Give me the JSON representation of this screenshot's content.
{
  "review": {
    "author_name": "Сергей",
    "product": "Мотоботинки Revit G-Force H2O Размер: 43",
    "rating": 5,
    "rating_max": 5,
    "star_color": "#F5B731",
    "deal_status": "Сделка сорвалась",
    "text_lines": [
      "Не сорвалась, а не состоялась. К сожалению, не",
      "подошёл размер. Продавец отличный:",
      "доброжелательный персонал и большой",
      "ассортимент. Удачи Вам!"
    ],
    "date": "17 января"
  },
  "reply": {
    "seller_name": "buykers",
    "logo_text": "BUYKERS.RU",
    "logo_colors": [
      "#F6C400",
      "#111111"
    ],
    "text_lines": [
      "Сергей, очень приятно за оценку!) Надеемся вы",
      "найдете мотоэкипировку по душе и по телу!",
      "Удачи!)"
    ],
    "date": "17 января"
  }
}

——————

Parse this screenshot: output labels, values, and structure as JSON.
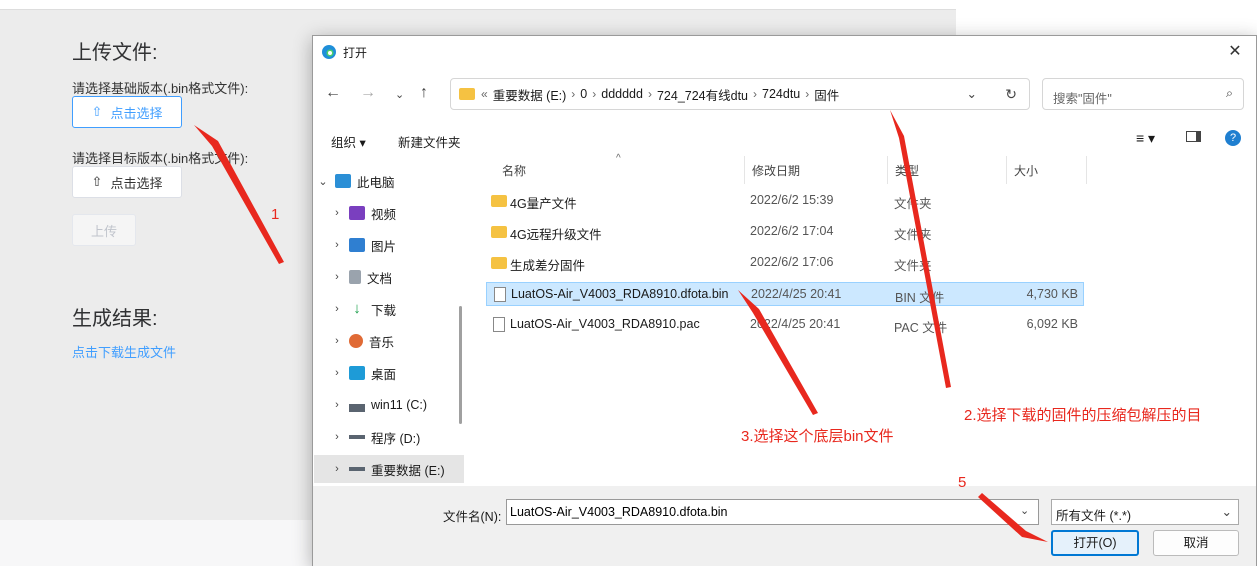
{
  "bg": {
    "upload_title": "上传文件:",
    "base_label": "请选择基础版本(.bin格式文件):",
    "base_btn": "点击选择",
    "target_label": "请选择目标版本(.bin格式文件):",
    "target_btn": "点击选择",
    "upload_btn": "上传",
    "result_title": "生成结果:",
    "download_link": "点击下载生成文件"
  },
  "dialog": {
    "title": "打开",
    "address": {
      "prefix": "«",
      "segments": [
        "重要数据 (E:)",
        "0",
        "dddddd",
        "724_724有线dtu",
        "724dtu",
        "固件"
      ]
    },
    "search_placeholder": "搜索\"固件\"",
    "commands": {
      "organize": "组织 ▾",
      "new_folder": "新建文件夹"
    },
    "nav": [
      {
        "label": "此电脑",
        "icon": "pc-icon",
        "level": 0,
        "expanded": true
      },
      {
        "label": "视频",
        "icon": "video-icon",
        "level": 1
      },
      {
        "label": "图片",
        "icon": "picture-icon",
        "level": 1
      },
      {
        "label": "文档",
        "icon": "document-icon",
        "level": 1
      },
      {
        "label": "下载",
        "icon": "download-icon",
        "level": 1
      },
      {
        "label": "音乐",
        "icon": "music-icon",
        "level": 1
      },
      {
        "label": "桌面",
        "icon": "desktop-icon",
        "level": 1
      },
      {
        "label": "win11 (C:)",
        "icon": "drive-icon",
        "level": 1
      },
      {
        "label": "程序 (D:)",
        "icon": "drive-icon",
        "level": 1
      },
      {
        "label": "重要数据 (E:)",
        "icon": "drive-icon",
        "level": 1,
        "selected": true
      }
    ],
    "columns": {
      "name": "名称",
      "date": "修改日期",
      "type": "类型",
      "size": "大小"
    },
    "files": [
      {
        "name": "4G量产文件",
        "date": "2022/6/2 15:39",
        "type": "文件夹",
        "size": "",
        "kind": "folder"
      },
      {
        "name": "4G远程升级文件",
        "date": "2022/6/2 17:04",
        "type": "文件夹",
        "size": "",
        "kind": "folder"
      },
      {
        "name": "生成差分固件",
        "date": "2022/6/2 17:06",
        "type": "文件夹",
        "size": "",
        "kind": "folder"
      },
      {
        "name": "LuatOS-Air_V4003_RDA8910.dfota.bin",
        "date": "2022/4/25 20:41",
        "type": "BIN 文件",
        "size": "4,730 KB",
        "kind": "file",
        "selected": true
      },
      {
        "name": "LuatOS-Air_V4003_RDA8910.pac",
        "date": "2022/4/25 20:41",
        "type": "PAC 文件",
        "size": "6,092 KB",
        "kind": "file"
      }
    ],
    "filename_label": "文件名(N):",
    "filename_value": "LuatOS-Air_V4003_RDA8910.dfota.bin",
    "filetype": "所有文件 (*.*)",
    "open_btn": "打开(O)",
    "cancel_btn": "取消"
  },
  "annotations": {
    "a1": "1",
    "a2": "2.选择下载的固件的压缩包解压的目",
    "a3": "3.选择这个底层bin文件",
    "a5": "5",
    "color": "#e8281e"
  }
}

——————

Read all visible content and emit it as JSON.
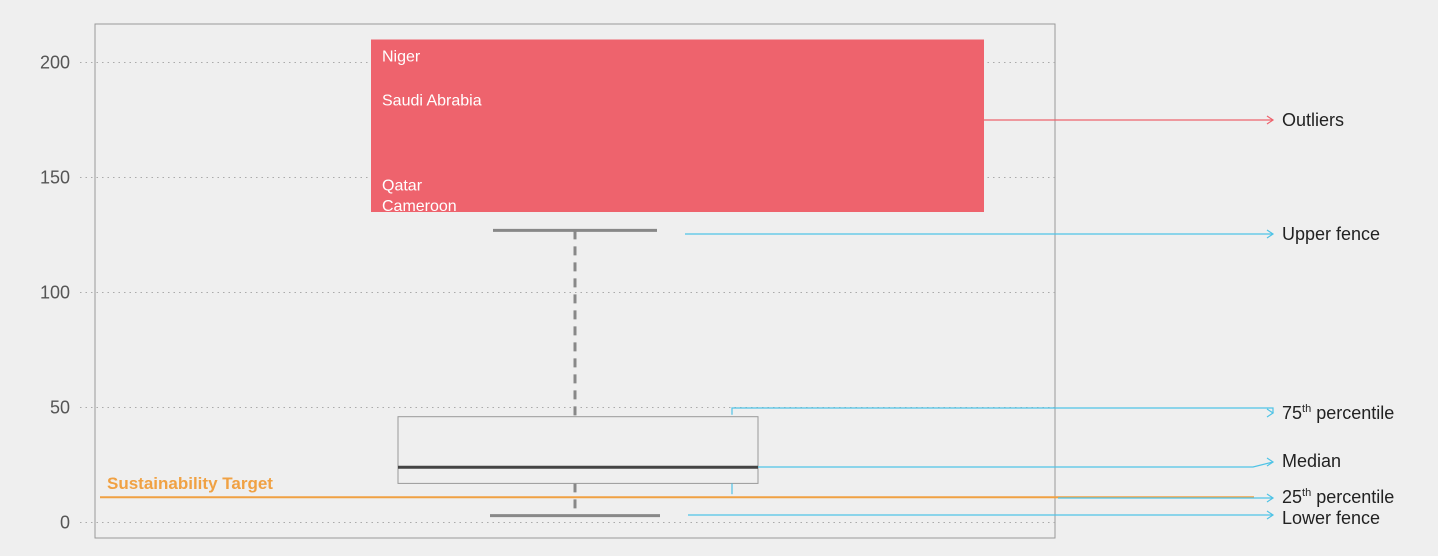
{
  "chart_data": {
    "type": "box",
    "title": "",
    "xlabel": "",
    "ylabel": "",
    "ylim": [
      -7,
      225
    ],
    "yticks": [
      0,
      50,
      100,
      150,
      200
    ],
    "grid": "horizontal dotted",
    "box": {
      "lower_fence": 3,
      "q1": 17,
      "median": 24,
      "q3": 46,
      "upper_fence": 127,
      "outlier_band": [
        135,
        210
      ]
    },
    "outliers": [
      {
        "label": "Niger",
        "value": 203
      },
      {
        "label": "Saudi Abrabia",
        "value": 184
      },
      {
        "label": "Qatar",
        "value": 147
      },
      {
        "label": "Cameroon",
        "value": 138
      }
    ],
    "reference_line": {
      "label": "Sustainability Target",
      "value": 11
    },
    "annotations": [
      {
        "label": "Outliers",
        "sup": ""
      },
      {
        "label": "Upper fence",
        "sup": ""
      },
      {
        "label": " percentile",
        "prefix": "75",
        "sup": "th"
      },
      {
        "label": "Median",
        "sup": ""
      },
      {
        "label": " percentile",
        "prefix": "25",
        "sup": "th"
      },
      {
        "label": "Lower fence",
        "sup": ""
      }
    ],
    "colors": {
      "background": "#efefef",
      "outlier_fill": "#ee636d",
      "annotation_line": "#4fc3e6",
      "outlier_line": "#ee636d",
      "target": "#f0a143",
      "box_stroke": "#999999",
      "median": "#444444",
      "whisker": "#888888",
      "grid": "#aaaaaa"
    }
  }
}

——————

* _Task goal_:
Copy every line of the entries above in which "Сергей" occurs.

* _Output_:
    "author_name": "Сергей",
      "Сергей, очень приятно за оценку!) Надеемся вы",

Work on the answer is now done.